TASK DESCRIPTION:
Write out the full set of records exactly. Any pictures in them do not belong in the copy.

WORKING DATA:
++++++++++++++++++++

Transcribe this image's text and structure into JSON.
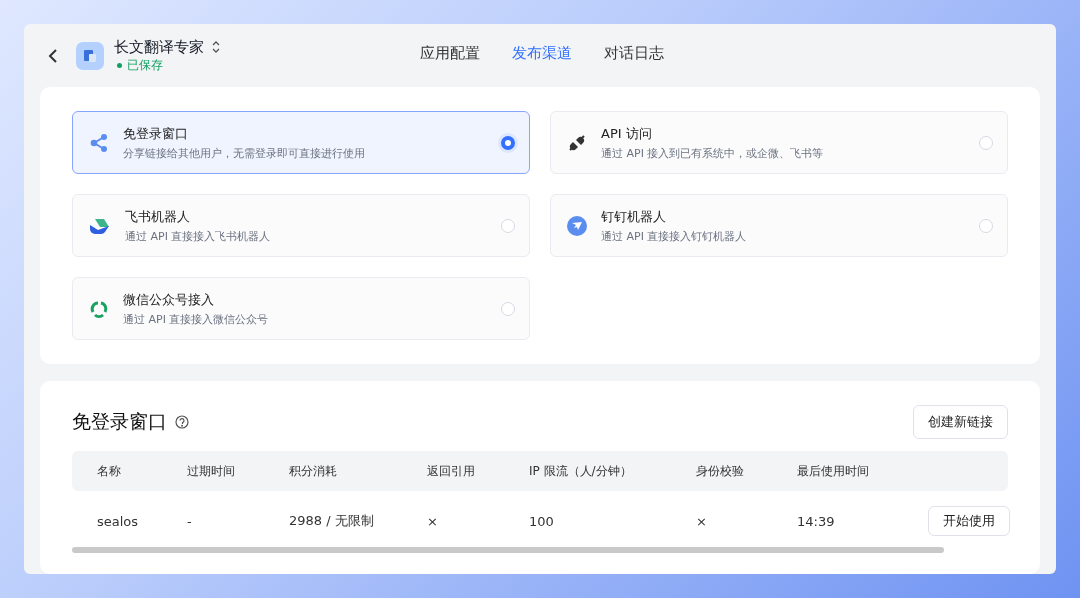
{
  "header": {
    "app_name": "长文翻译专家",
    "status": "已保存",
    "tabs": [
      {
        "label": "应用配置",
        "selected": false
      },
      {
        "label": "发布渠道",
        "selected": true
      },
      {
        "label": "对话日志",
        "selected": false
      }
    ]
  },
  "channels": [
    {
      "kind": "share",
      "title": "免登录窗口",
      "description": "分享链接给其他用户，无需登录即可直接进行使用",
      "selected": true
    },
    {
      "kind": "plug",
      "title": "API 访问",
      "description": "通过 API 接入到已有系统中，或企微、飞书等",
      "selected": false
    },
    {
      "kind": "feishu",
      "title": "飞书机器人",
      "description": "通过 API 直接接入飞书机器人",
      "selected": false
    },
    {
      "kind": "dingtalk",
      "title": "钉钉机器人",
      "description": "通过 API 直接接入钉钉机器人",
      "selected": false
    },
    {
      "kind": "wechat",
      "title": "微信公众号接入",
      "description": "通过 API 直接接入微信公众号",
      "selected": false
    }
  ],
  "links": {
    "title": "免登录窗口",
    "create_button": "创建新链接",
    "table": {
      "columns": [
        "名称",
        "过期时间",
        "积分消耗",
        "返回引用",
        "IP 限流（人/分钟）",
        "身份校验",
        "最后使用时间"
      ],
      "rows": [
        {
          "cells": [
            "sealos",
            "-",
            "2988 / 无限制",
            "×",
            "100",
            "×",
            "14:39"
          ],
          "action": "开始使用"
        }
      ]
    }
  }
}
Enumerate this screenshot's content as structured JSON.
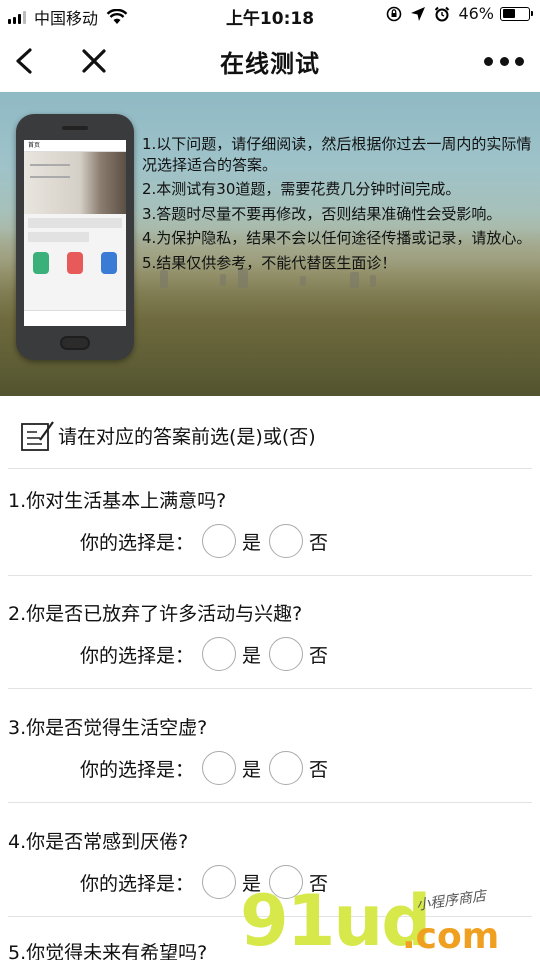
{
  "status_bar": {
    "carrier": "中国移动",
    "time": "上午10:18",
    "battery": "46%",
    "battery_level": 0.46
  },
  "nav": {
    "title": "在线测试"
  },
  "banner": {
    "phone_screen_title": "首页",
    "lines": [
      "1.以下问题，请仔细阅读，然后根据你过去一周内的实际情况选择适合的答案。",
      "2.本测试有30道题，需要花费几分钟时间完成。",
      "3.答题时尽量不要再修改，否则结果准确性会受影响。",
      "4.为保护隐私，结果不会以任何途径传播或记录，请放心。",
      "5.结果仅供参考，不能代替医生面诊！"
    ]
  },
  "instruction": "请在对应的答案前选(是)或(否)",
  "choice_label": "你的选择是：",
  "yes_label": "是",
  "no_label": "否",
  "questions": [
    "1.你对生活基本上满意吗?",
    "2.你是否已放弃了许多活动与兴趣?",
    "3.你是否觉得生活空虚?",
    "4.你是否常感到厌倦?",
    "5.你觉得未来有希望吗?"
  ],
  "watermark": {
    "main": "91ud",
    "com": ".com",
    "slogan": "小程序商店"
  }
}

++++++++++++++++++++

ANSWER BELOW:
Transcribe this image's text and structure into JSON.
{
  "header": {
    "app_name": "长文翻译专家",
    "status": "已保存",
    "tabs": [
      {
        "label": "应用配置",
        "selected": false
      },
      {
        "label": "发布渠道",
        "selected": true
      },
      {
        "label": "对话日志",
        "selected": false
      }
    ]
  },
  "channels": [
    {
      "kind": "share",
      "title": "免登录窗口",
      "description": "分享链接给其他用户，无需登录即可直接进行使用",
      "selected": true
    },
    {
      "kind": "plug",
      "title": "API 访问",
      "description": "通过 API 接入到已有系统中，或企微、飞书等",
      "selected": false
    },
    {
      "kind": "feishu",
      "title": "飞书机器人",
      "description": "通过 API 直接接入飞书机器人",
      "selected": false
    },
    {
      "kind": "dingtalk",
      "title": "钉钉机器人",
      "description": "通过 API 直接接入钉钉机器人",
      "selected": false
    },
    {
      "kind": "wechat",
      "title": "微信公众号接入",
      "description": "通过 API 直接接入微信公众号",
      "selected": false
    }
  ],
  "links": {
    "title": "免登录窗口",
    "create_button": "创建新链接",
    "table": {
      "columns": [
        "名称",
        "过期时间",
        "积分消耗",
        "返回引用",
        "IP 限流（人/分钟）",
        "身份校验",
        "最后使用时间"
      ],
      "rows": [
        {
          "cells": [
            "sealos",
            "-",
            "2988 / 无限制",
            "×",
            "100",
            "×",
            "14:39"
          ],
          "action": "开始使用"
        }
      ]
    }
  }
}
Enumerate this screenshot's content as structured JSON.
{
  "status_bar": {
    "carrier": "中国移动",
    "time": "上午10:18",
    "battery": "46%",
    "battery_level": 0.46
  },
  "nav": {
    "title": "在线测试"
  },
  "banner": {
    "phone_screen_title": "首页",
    "lines": [
      "1.以下问题，请仔细阅读，然后根据你过去一周内的实际情况选择适合的答案。",
      "2.本测试有30道题，需要花费几分钟时间完成。",
      "3.答题时尽量不要再修改，否则结果准确性会受影响。",
      "4.为保护隐私，结果不会以任何途径传播或记录，请放心。",
      "5.结果仅供参考，不能代替医生面诊！"
    ]
  },
  "instruction": "请在对应的答案前选(是)或(否)",
  "choice_label": "你的选择是：",
  "yes_label": "是",
  "no_label": "否",
  "questions": [
    "1.你对生活基本上满意吗?",
    "2.你是否已放弃了许多活动与兴趣?",
    "3.你是否觉得生活空虚?",
    "4.你是否常感到厌倦?",
    "5.你觉得未来有希望吗?"
  ],
  "watermark": {
    "main": "91ud",
    "com": ".com",
    "slogan": "小程序商店"
  }
}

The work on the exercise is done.